▶ _TASK REQUIREMENTS_
Each entry below should be reproduced character for character.

▶ _RECORDED DATA_
......

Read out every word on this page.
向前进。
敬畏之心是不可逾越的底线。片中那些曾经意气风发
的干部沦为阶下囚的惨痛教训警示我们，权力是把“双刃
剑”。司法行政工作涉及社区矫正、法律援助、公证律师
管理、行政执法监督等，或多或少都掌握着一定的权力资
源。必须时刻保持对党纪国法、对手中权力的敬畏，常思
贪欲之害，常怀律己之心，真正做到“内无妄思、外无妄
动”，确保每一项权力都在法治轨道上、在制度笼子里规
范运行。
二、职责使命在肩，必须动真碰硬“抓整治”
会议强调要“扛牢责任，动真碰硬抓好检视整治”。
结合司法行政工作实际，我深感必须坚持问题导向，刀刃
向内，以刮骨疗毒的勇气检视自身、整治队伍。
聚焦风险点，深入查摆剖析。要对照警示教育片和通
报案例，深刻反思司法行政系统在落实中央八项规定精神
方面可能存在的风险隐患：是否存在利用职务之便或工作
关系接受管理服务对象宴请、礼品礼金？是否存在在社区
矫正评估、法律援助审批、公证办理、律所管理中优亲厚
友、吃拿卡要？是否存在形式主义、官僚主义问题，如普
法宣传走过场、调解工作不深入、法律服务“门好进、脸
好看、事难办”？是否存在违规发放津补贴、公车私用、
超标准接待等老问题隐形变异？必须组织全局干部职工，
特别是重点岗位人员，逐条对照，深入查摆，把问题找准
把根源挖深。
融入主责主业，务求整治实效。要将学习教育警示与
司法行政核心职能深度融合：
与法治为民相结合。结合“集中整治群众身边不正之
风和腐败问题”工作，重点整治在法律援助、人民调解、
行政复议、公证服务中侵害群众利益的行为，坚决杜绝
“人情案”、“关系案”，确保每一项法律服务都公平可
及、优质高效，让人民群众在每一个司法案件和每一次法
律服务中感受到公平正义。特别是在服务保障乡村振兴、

......

▶ _SOLUTION BELOW_
Read out every word on this page.
向前进。
敬畏之心是不可逾越的底线。片中那些曾经意气风发
的干部沦为阶下囚的惨痛教训警示我们，权力是把“双刃
剑”。司法行政工作涉及社区矫正、法律援助、公证律师
管理、行政执法监督等，或多或少都掌握着一定的权力资
源。必须时刻保持对党纪国法、对手中权力的敬畏，常思
贪欲之害，常怀律己之心，真正做到“内无妄思、外无妄
动”，确保每一项权力都在法治轨道上、在制度笼子里规
范运行。
二、职责使命在肩，必须动真碰硬“抓整治”
会议强调要“扛牢责任，动真碰硬抓好检视整治”。
结合司法行政工作实际，我深感必须坚持问题导向，刀刃
向内，以刮骨疗毒的勇气检视自身、整治队伍。
聚焦风险点，深入查摆剖析。要对照警示教育片和通
报案例，深刻反思司法行政系统在落实中央八项规定精神
方面可能存在的风险隐患：是否存在利用职务之便或工作
关系接受管理服务对象宴请、礼品礼金？是否存在在社区
矫正评估、法律援助审批、公证办理、律所管理中优亲厚
友、吃拿卡要？是否存在形式主义、官僚主义问题，如普
法宣传走过场、调解工作不深入、法律服务“门好进、脸
好看、事难办”？是否存在违规发放津补贴、公车私用、
超标准接待等老问题隐形变异？必须组织全局干部职工，
特别是重点岗位人员，逐条对照，深入查摆，把问题找准
把根源挖深。
融入主责主业，务求整治实效。要将学习教育警示与
司法行政核心职能深度融合：
与法治为民相结合。结合“集中整治群众身边不正之
风和腐败问题”工作，重点整治在法律援助、人民调解、
行政复议、公证服务中侵害群众利益的行为，坚决杜绝
“人情案”、“关系案”，确保每一项法律服务都公平可
及、优质高效，让人民群众在每一个司法案件和每一次法
律服务中感受到公平正义。特别是在服务保障乡村振兴、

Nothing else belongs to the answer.